PROBLEM REQUIREMENTS -> The string "hypertension" may appear in lines of the entries below. Report how many lines hold it, with only the number.

BEGIN GIVEN RECORDS

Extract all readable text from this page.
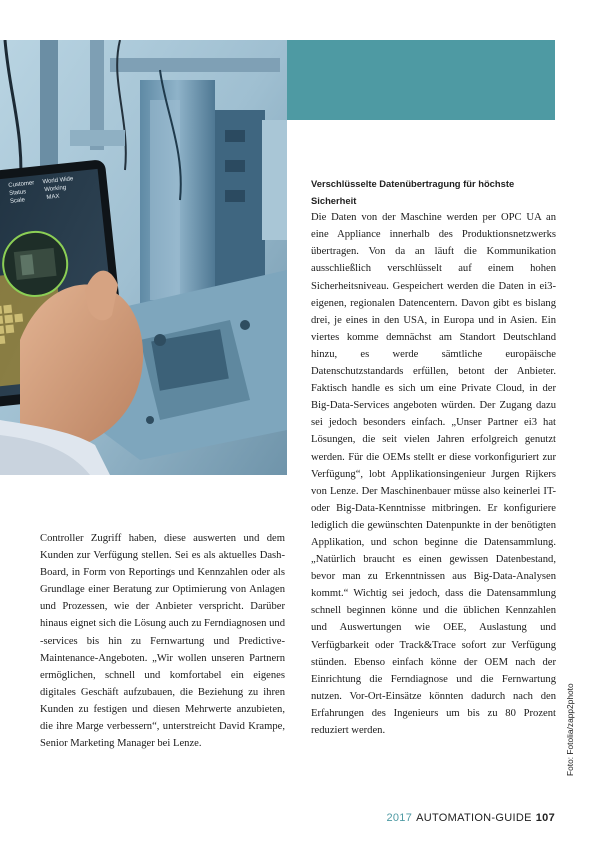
Customer World Wide
Status	Working
Scale	MAX

Controller Zugriff haben, diese auswerten und dem Kunden zur Verfügung stellen. Sei es als aktuelles Dash-Board, in Form von Reportings und Kennzahlen oder als Grundlage einer Beratung zur Optimierung von Anlagen und Prozessen, wie der Anbieter verspricht. Darüber hinaus eignet sich die Lösung auch zu Ferndiagnosen und -services bis hin zu Fernwartung und Predictive-Maintenance-Angeboten. „Wir wollen unseren Partnern ermöglichen, schnell und komfortabel ein eigenes digitales Geschäft aufzubauen, die Beziehung zu ihren Kunden zu festigen und diesen Mehrwerte anzubieten, die ihre Marge verbessern“, unterstreicht David Krampe, Senior Marketing Manager bei Lenze.

Verschlüsselte Datenübertragung für höchste Sicherheit

Die Daten von der Maschine werden per OPC UA an eine Appliance innerhalb des Produktionsnetzwerks übertragen. Von da an läuft die Kommunikation ausschließlich verschlüsselt auf einem hohen Sicherheitsniveau. Gespeichert werden die Daten in ei3-eigenen, regionalen Datencentern. Davon gibt es bislang drei, je eines in den USA, in Europa und in Asien. Ein viertes komme demnächst am Standort Deutschland hinzu, es werde sämtliche europäische Datenschutzstandards erfüllen, betont der Anbieter. Faktisch handle es sich um eine Private Cloud, in der Big-Data-Services angeboten würden. Der Zugang dazu sei jedoch besonders einfach. „Unser Partner ei3 hat Lösungen, die seit vielen Jahren erfolgreich genutzt werden. Für die OEMs stellt er diese vorkonfiguriert zur Verfügung“, lobt Applikationsingenieur Jurgen Rijkers von Lenze. Der Maschinenbauer müsse also keinerlei IT- oder Big-Data-Kenntnisse mitbringen. Er konfiguriere lediglich die gewünschten Datenpunkte in der benötigten Applikation, und schon beginne die Datensammlung. „Natürlich braucht es einen gewissen Datenbestand, bevor man zu Erkenntnissen aus Big-Data-Analysen kommt.“ Wichtig sei jedoch, dass die Datensammlung schnell beginnen könne und die üblichen Kennzahlen und Auswertungen wie OEE, Auslastung und Verfügbarkeit oder Track&Trace sofort zur Verfügung stünden. Ebenso einfach könne der OEM nach der Einrichtung die Ferndiagnose und die Fernwartung nutzen. Vor-Ort-Einsätze könnten dadurch nach den Erfahrungen des Ingenieurs um bis zu 80 Prozent reduziert werden.	Foto: Fotolia/zapp2photo
2017 AUTOMATION-GUIDE 107
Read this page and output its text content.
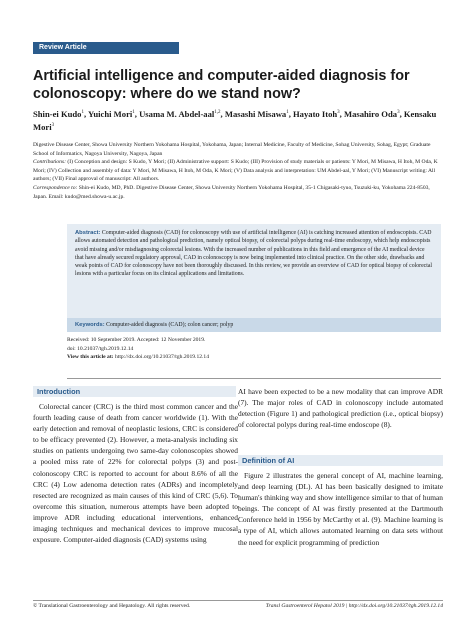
Review Article
Artificial intelligence and computer-aided diagnosis for colonoscopy: where do we stand now?
Shin-ei Kudo$^1$, Yuichi Mori$^1$, Usama M. Abdel-aal$^{1,2}$, Masashi Misawa$^1$, Hayato Itoh$^3$, Masahiro Oda$^3$, Kensaku Mori$^3$

Digestive Disease Center, Showa University Northern Yokohama Hospital, Yokohama, Japan; Internal Medicine, Faculty of Medicine, Sohag University, Sohag, Egypt; Graduate School of Informatics, Nagoya University, Nagoya, Japan

Contributions: (I) Conception and design: S Kudo, Y Mori; (II) Administrative support: S Kudo; (III) Provision of study materials or patients: Y Mori, M Misawa, H Itoh, M Oda, K Mori; (IV) Collection and assembly of data: Y Mori, M Misawa, H Itoh, M Oda, K Mori; (V) Data analysis and interpretation: UM Abdel-aal, Y Mori; (VI) Manuscript writing: All authors; (VII) Final approval of manuscript: All authors.

Correspondence to: Shin-ei Kudo, MD, PhD. Digestive Disease Center, Showa University Northern Yokohama Hospital, 35-1 Chigasaki-tyuo, Tsuzuki-ku, Yokohama 224-8503, Japan. Email: kudo@med.showa-u.ac.jp.

Abstract: Computer-aided diagnosis (CAD) for colonoscopy with use of artificial intelligence (AI) is catching increased attention of endoscopists. CAD allows automated detection and pathological prediction, namely optical biopsy, of colorectal polyps during real-time endoscopy, which help endoscopists avoid missing and/or misdiagnosing colorectal lesions. With the increased number of publications in this field and emergence of the AI medical device that have already secured regulatory approval, CAD in colonoscopy is now being implemented into clinical practice. On the other side, drawbacks and weak points of CAD for colonoscopy have not been thoroughly discussed. In this review, we provide an overview of CAD for optical biopsy of colorectal lesions with a particular focus on its clinical applications and limitations.
Keywords: Computer-aided diagnosis (CAD); colon cancer; polyp

Received: 10 September 2019. Accepted: 12 November 2019.

doi: 10.21037/tgh.2019.12.14

View this article at: http://dx.doi.org/10.21037/tgh.2019.12.14

Introduction

Colorectal cancer (CRC) is the third most common cancer and the fourth leading cause of death from cancer worldwide (1). With the early detection and removal of neoplastic lesions, CRC is considered to be efficacy prevented (2). However, a meta-analysis including six studies on patients undergoing two same-day colonoscopies showed a pooled miss rate of 22% for colorectal polyps (3) and post-colonoscopy CRC is reported to account for about 8.6% of all the CRC (4) Low adenoma detection rates (ADRs) and incompletely resected are recognized as main causes of this kind of CRC (5,6). To overcome this situation, numerous attempts have been adopted to improve ADR including educational interventions, enhanced imaging techniques and mechanical devices to improve mucosal exposure. Computer-aided diagnosis (CAD) systems using

AI have been expected to be a new modality that can improve ADR (7). The major roles of CAD in colonoscopy include automated detection (Figure 1) and pathological prediction (i.e., optical biopsy) of colorectal polyps during real-time endoscope (8).

Definition of AI

Figure 2 illustrates the general concept of AI, machine learning, and deep learning (DL). AI has been basically designed to imitate human's thinking way and show intelligence similar to that of human beings. The concept of AI was firstly presented at the Dartmouth Conference held in 1956 by McCarthy et al. (9). Machine learning is a type of AI, which allows automated learning on data sets without the need for explicit programming of prediction

© Translational Gastroenterology and Hepatology. All rights reserved.	Transl Gastroenterol Hepatol 2019 | http://dx.doi.org/10.21037/tgh.2019.12.14
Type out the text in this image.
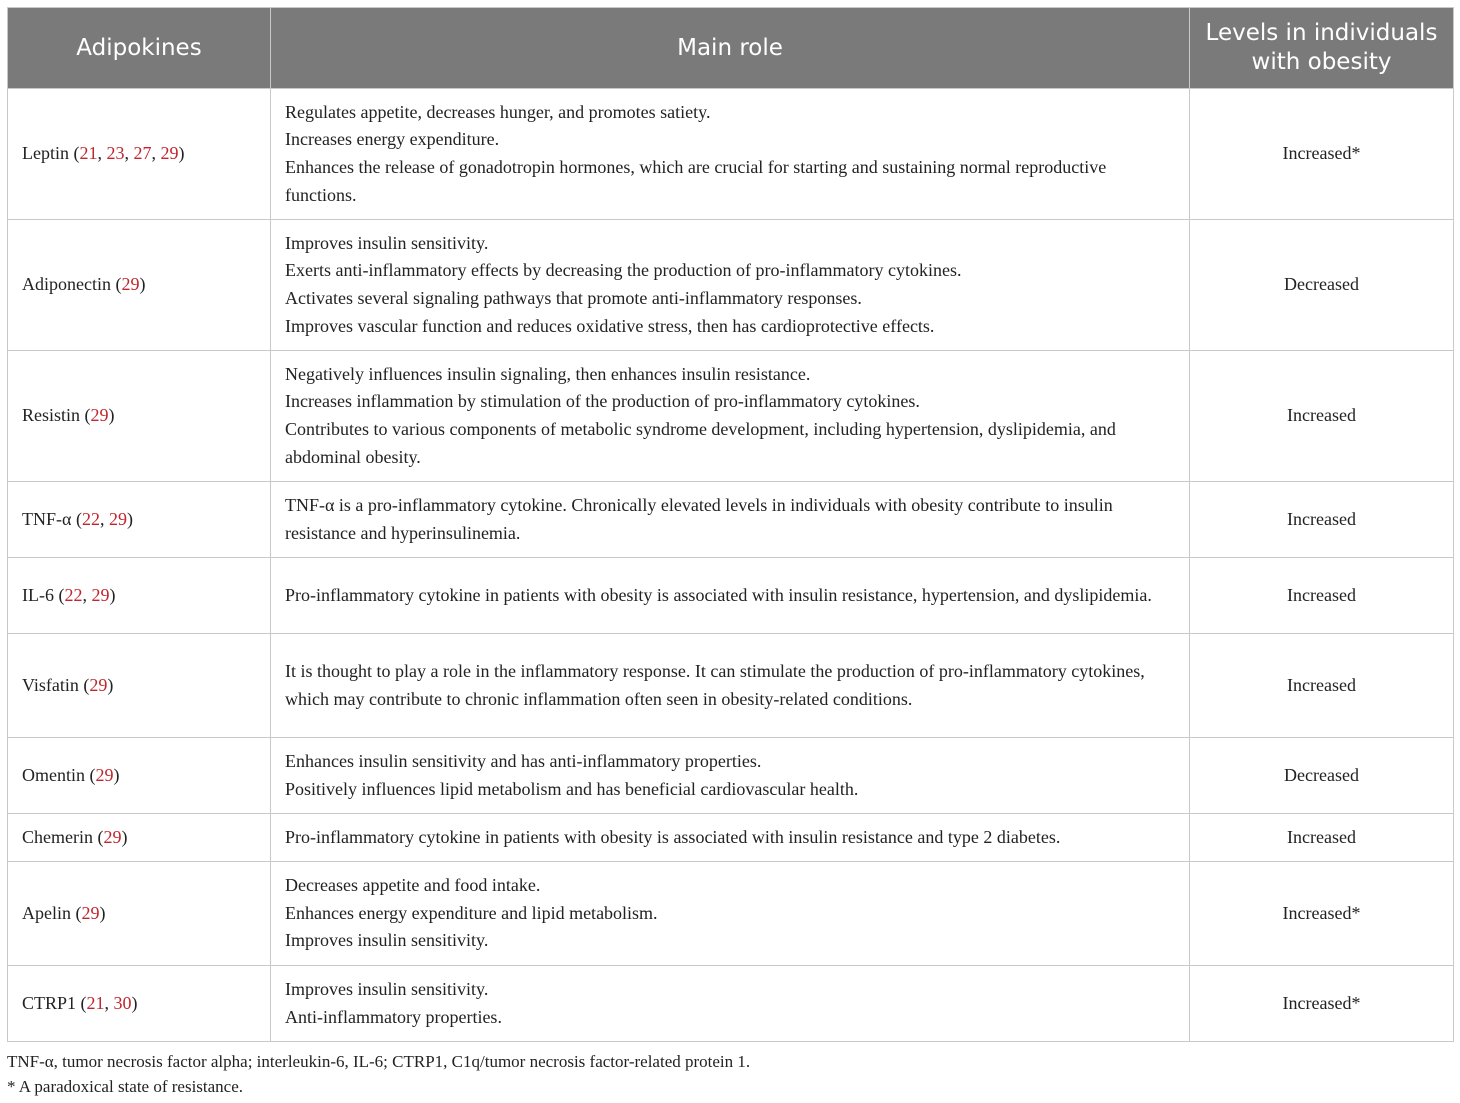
Adipokines	Main role	Levels in individuals with obesity
Leptin (21, 23, 27, 29)	Regulates appetite, decreases hunger, and promotes satiety.
Increases energy expenditure.
Enhances the release of gonadotropin hormones, which are crucial for starting and sustaining normal reproductive functions.	Increased*
Adiponectin (29)	Improves insulin sensitivity.
Exerts anti-inflammatory effects by decreasing the production of pro-inflammatory cytokines.
Activates several signaling pathways that promote anti-inflammatory responses.
Improves vascular function and reduces oxidative stress, then has cardioprotective effects.	Decreased
Resistin (29)	Negatively influences insulin signaling, then enhances insulin resistance.
Increases inflammation by stimulation of the production of pro-inflammatory cytokines.
Contributes to various components of metabolic syndrome development, including hypertension, dyslipidemia, and abdominal obesity.	Increased
TNF-α (22, 29)	TNF-α is a pro-inflammatory cytokine. Chronically elevated levels in individuals with obesity contribute to insulin resistance and hyperinsulinemia.	Increased
IL-6 (22, 29)	Pro-inflammatory cytokine in patients with obesity is associated with insulin resistance, hypertension, and dyslipidemia.	Increased
Visfatin (29)	It is thought to play a role in the inflammatory response. It can stimulate the production of pro-inflammatory cytokines, which may contribute to chronic inflammation often seen in obesity-related conditions.	Increased
Omentin (29)	Enhances insulin sensitivity and has anti-inflammatory properties.
Positively influences lipid metabolism and has beneficial cardiovascular health.	Decreased
Chemerin (29)	Pro-inflammatory cytokine in patients with obesity is associated with insulin resistance and type 2 diabetes.	Increased
Apelin (29)	Decreases appetite and food intake.
Enhances energy expenditure and lipid metabolism.
Improves insulin sensitivity.	Increased*
CTRP1 (21, 30)	Improves insulin sensitivity.
Anti-inflammatory properties.	Increased*
TNF-α, tumor necrosis factor alpha; interleukin-6, IL-6; CTRP1, C1q/tumor necrosis factor-related protein 1.
* A paradoxical state of resistance.
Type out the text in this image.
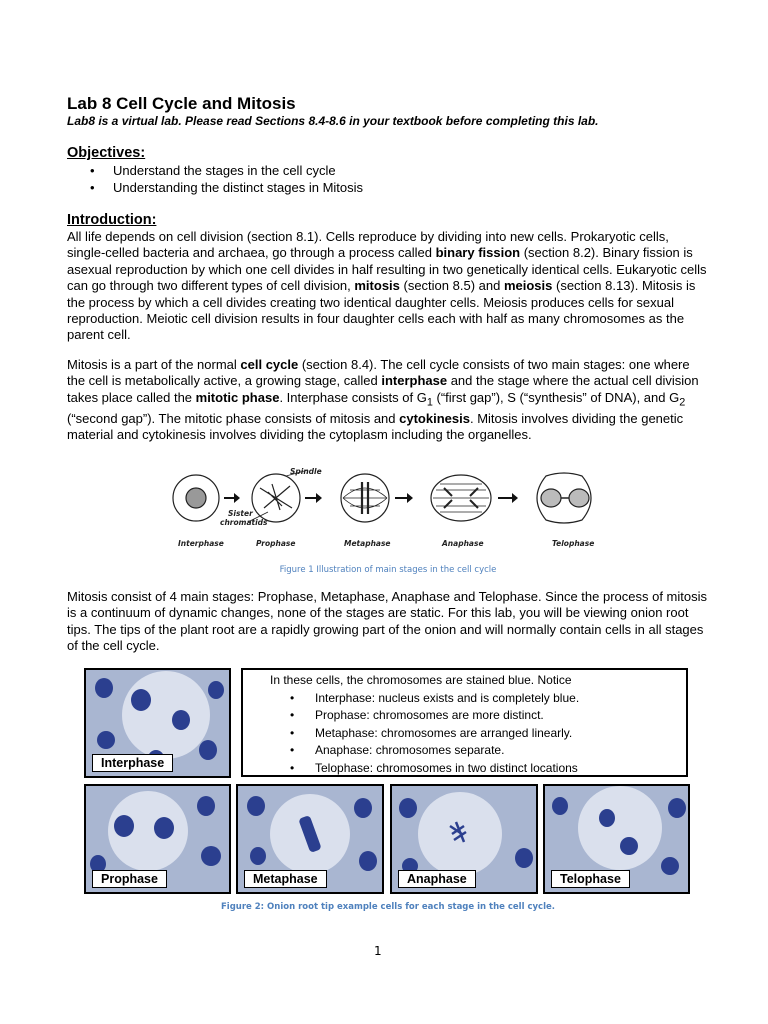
Lab 8 Cell Cycle and Mitosis
Lab8 is a virtual lab. Please read Sections 8.4-8.6 in your textbook before completing this lab.
Objectives:
• Understand the stages in the cell cycle
• Understanding the distinct stages in Mitosis
Introduction:
All life depends on cell division (section 8.1). Cells reproduce by dividing into new cells. Prokaryotic cells, single-celled bacteria and archaea, go through a process called binary fission (section 8.2). Binary fission is asexual reproduction by which one cell divides in half resulting in two genetically identical cells. Eukaryotic cells can go through two different types of cell division, mitosis (section 8.5) and meiosis (section 8.13). Mitosis is the process by which a cell divides creating two identical daughter cells. Meiosis produces cells for sexual reproduction. Meiotic cell division results in four daughter cells each with half as many chromosomes as the parent cell.
Mitosis is a part of the normal cell cycle (section 8.4). The cell cycle consists of two main stages: one where the cell is metabolically active, a growing stage, called interphase and the stage where the actual cell division takes place called the mitotic phase. Interphase consists of $G_1$ (“first gap”), S (“synthesis” of DNA), and $G_2$ (“second gap”). The mitotic phase consists of mitosis and cytokinesis. Mitosis involves dividing the genetic material and cytokinesis involves dividing the cytoplasm including the organelles.
Spindle
Sister
chromatids
Interphase	Prophase	Metaphase	Anaphase	Telophase
Figure 1 Illustration of main stages in the cell cycle
Mitosis consist of 4 main stages: Prophase, Metaphase, Anaphase and Telophase. Since the process of mitosis is a continuum of dynamic changes, none of the stages are static. For this lab, you will be viewing onion root tips. The tips of the plant root are a rapidly growing part of the onion and will normally contain cells in all stages of the cell cycle.
Interphase
In these cells, the chromosomes are stained blue. Notice
• Interphase: nucleus exists and is completely blue.
• Prophase: chromosomes are more distinct.
• Metaphase: chromosomes are arranged linearly.
• Anaphase: chromosomes separate.
• Telophase: chromosomes in two distinct locations
Prophase	Metaphase	Anaphase	Telophase
Figure 2: Onion root tip example cells for each stage in the cell cycle.
1
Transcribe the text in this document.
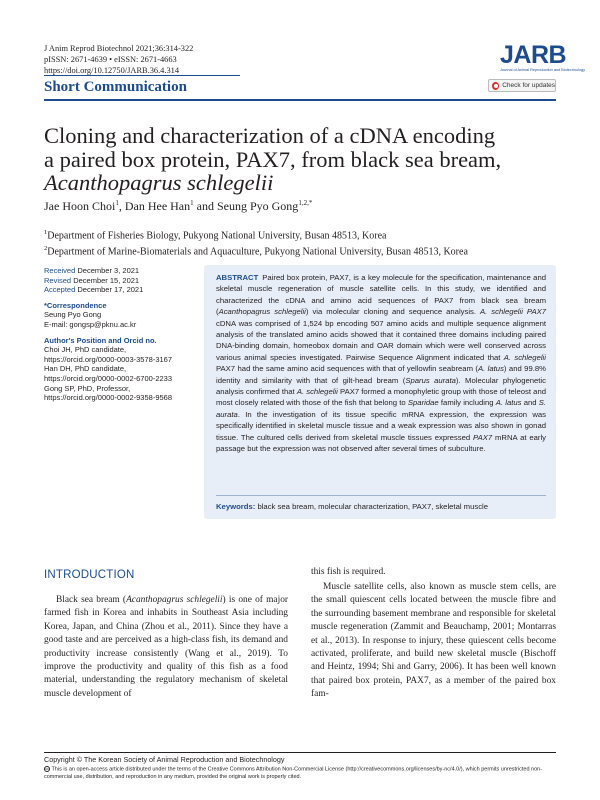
J Anim Reprod Biotechnol 2021;36:314-322
pISSN: 2671-4639 • eISSN: 2671-4663
https://doi.org/10.12750/JARB.36.4.314
Short Communication
JARB
Journal of Animal Reproduction and Biotechnology
Check for updates
Cloning and characterization of a cDNA encoding
a paired box protein, PAX7, from black sea bream,
Acanthopagrus schlegelii
Jae Hoon Choi$^1$, Dan Hee Han$^1$ and Seung Pyo Gong$^{1,2,*}$
$^1$Department of Fisheries Biology, Pukyong National University, Busan 48513, Korea
$^2$Department of Marine-Biomaterials and Aquaculture, Pukyong National University, Busan 48513, Korea
Received December 3, 2021
Revised December 15, 2021
Accepted December 17, 2021
*Correspondence
Seung Pyo Gong
E-mail: gongsp@pknu.ac.kr
Author's Position and Orcid no.
Choi JH, PhD candidate,
https://orcid.org/0000-0003-3578-3167
Han DH, PhD candidate,
https://orcid.org/0000-0002-6700-2233
Gong SP, PhD, Professor,
https://orcid.org/0000-0002-9358-9568
ABSTRACT Paired box protein, PAX7, is a key molecule for the specification, maintenance and skeletal muscle regeneration of muscle satellite cells. In this study, we identified and characterized the cDNA and amino acid sequences of PAX7 from black sea bream (Acanthopagrus schlegelii) via molecular cloning and sequence analysis. A. schlegelii PAX7 cDNA was comprised of 1,524 bp encoding 507 amino acids and multiple sequence alignment analysis of the translated amino acids showed that it contained three domains including paired DNA-binding domain, homeobox domain and OAR domain which were well conserved across various animal species investigated. Pairwise Sequence Alignment indicated that A. schlegelii PAX7 had the same amino acid sequences with that of yellowfin seabream (A. latus) and 99.8% identity and similarity with that of gilt-head bream (Sparus aurata). Molecular phylogenetic analysis confirmed that A. schlegelii PAX7 formed a monophyletic group with those of teleost and most closely related with those of the fish that belong to Sparidae family including A. latus and S. aurata. In the investigation of its tissue specific mRNA expression, the expression was specifically identified in skeletal muscle tissue and a weak expression was also shown in gonad tissue. The cultured cells derived from skeletal muscle tissues expressed PAX7 mRNA at early passage but the expression was not observed after several times of subculture.
Keywords: black sea bream, molecular characterization, PAX7, skeletal muscle
INTRODUCTION

Black sea bream (Acanthopagrus schlegelii) is one of major farmed fish in Korea and inhabits in Southeast Asia including Korea, Japan, and China (Zhou et al., 2011). Since they have a good taste and are perceived as a high-class fish, its demand and productivity increase consistently (Wang et al., 2019). To improve the productivity and quality of this fish as a food material, understanding the regulatory mechanism of skeletal muscle development of

this fish is required.

Muscle satellite cells, also known as muscle stem cells, are the small quiescent cells located between the muscle fibre and the surrounding basement membrane and responsible for skeletal muscle regeneration (Zammit and Beauchamp, 2001; Montarras et al., 2013). In response to injury, these quiescent cells become activated, proliferate, and build new skeletal muscle (Bischoff and Heintz, 1994; Shi and Garry, 2006). It has been well known that paired box protein, PAX7, as a member of the paired box fam-

Copyright © The Korean Society of Animal Reproduction and Biotechnology
cc This is an open-access article distributed under the terms of the Creative Commons Attribution Non-Commercial License (http://creativecommons.org/licenses/by-nc/4.0/), which permits unrestricted non-commercial use, distribution, and reproduction in any medium, provided the original work is properly cited.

END GIVEN RECORDS

THE COMPLETED TASK -> 2